*Exercise*. Below is a block of data; give all of it again word for word.

::: Information given

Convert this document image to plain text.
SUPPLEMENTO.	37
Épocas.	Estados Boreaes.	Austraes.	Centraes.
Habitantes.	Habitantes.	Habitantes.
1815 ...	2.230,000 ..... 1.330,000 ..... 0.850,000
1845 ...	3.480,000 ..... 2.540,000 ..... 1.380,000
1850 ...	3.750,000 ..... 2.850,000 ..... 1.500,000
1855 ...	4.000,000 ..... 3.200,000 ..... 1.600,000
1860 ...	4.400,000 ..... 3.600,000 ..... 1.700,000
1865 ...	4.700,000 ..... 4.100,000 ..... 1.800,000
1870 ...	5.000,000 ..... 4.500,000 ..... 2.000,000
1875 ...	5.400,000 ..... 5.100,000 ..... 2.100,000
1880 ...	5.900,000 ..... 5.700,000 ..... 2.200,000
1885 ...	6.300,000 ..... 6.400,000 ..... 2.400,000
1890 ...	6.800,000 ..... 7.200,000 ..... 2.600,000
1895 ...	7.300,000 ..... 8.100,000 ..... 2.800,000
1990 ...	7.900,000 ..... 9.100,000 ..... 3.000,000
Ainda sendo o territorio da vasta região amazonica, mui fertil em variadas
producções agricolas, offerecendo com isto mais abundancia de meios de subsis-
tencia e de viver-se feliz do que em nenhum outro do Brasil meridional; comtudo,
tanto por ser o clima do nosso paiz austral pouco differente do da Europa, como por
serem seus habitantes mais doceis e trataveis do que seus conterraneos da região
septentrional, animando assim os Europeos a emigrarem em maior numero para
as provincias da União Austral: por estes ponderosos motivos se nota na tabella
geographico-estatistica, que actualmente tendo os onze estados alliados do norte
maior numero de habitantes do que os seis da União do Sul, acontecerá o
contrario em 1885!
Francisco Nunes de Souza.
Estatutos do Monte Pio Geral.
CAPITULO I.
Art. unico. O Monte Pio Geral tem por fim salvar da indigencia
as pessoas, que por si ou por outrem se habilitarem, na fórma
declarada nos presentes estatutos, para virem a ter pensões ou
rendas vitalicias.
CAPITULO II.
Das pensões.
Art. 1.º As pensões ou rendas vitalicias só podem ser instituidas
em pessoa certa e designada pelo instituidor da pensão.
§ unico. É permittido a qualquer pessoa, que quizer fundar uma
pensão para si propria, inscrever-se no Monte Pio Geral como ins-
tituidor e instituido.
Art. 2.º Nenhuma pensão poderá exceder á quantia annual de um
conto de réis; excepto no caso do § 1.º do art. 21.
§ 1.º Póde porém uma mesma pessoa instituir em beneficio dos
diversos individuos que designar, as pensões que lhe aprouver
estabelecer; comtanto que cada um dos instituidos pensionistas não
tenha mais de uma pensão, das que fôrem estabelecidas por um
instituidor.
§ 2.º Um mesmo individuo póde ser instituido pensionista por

::::::

*Solution to this task*.
Convert this document image to plain text.
SUPPLEMENTO.	37
Épocas.	Estados Boreaes.	Austraes.	Centraes.
Habitantes.	Habitantes.	Habitantes.
1815 ...	2.230,000 ..... 1.330,000 ..... 0.850,000
1845 ...	3.480,000 ..... 2.540,000 ..... 1.380,000
1850 ...	3.750,000 ..... 2.850,000 ..... 1.500,000
1855 ...	4.000,000 ..... 3.200,000 ..... 1.600,000
1860 ...	4.400,000 ..... 3.600,000 ..... 1.700,000
1865 ...	4.700,000 ..... 4.100,000 ..... 1.800,000
1870 ...	5.000,000 ..... 4.500,000 ..... 2.000,000
1875 ...	5.400,000 ..... 5.100,000 ..... 2.100,000
1880 ...	5.900,000 ..... 5.700,000 ..... 2.200,000
1885 ...	6.300,000 ..... 6.400,000 ..... 2.400,000
1890 ...	6.800,000 ..... 7.200,000 ..... 2.600,000
1895 ...	7.300,000 ..... 8.100,000 ..... 2.800,000
1990 ...	7.900,000 ..... 9.100,000 ..... 3.000,000
Ainda sendo o territorio da vasta região amazonica, mui fertil em variadas
producções agricolas, offerecendo com isto mais abundancia de meios de subsis-
tencia e de viver-se feliz do que em nenhum outro do Brasil meridional; comtudo,
tanto por ser o clima do nosso paiz austral pouco differente do da Europa, como por
serem seus habitantes mais doceis e trataveis do que seus conterraneos da região
septentrional, animando assim os Europeos a emigrarem em maior numero para
as provincias da União Austral: por estes ponderosos motivos se nota na tabella
geographico-estatistica, que actualmente tendo os onze estados alliados do norte
maior numero de habitantes do que os seis da União do Sul, acontecerá o
contrario em 1885!
Francisco Nunes de Souza.
Estatutos do Monte Pio Geral.
CAPITULO I.
Art. unico. O Monte Pio Geral tem por fim salvar da indigencia
as pessoas, que por si ou por outrem se habilitarem, na fórma
declarada nos presentes estatutos, para virem a ter pensões ou
rendas vitalicias.
CAPITULO II.
Das pensões.
Art. 1.º As pensões ou rendas vitalicias só podem ser instituidas
em pessoa certa e designada pelo instituidor da pensão.
§ unico. É permittido a qualquer pessoa, que quizer fundar uma
pensão para si propria, inscrever-se no Monte Pio Geral como ins-
tituidor e instituido.
Art. 2.º Nenhuma pensão poderá exceder á quantia annual de um
conto de réis; excepto no caso do § 1.º do art. 21.
§ 1.º Póde porém uma mesma pessoa instituir em beneficio dos
diversos individuos que designar, as pensões que lhe aprouver
estabelecer; comtanto que cada um dos instituidos pensionistas não
tenha mais de uma pensão, das que fôrem estabelecidas por um
instituidor.
§ 2.º Um mesmo individuo póde ser instituido pensionista por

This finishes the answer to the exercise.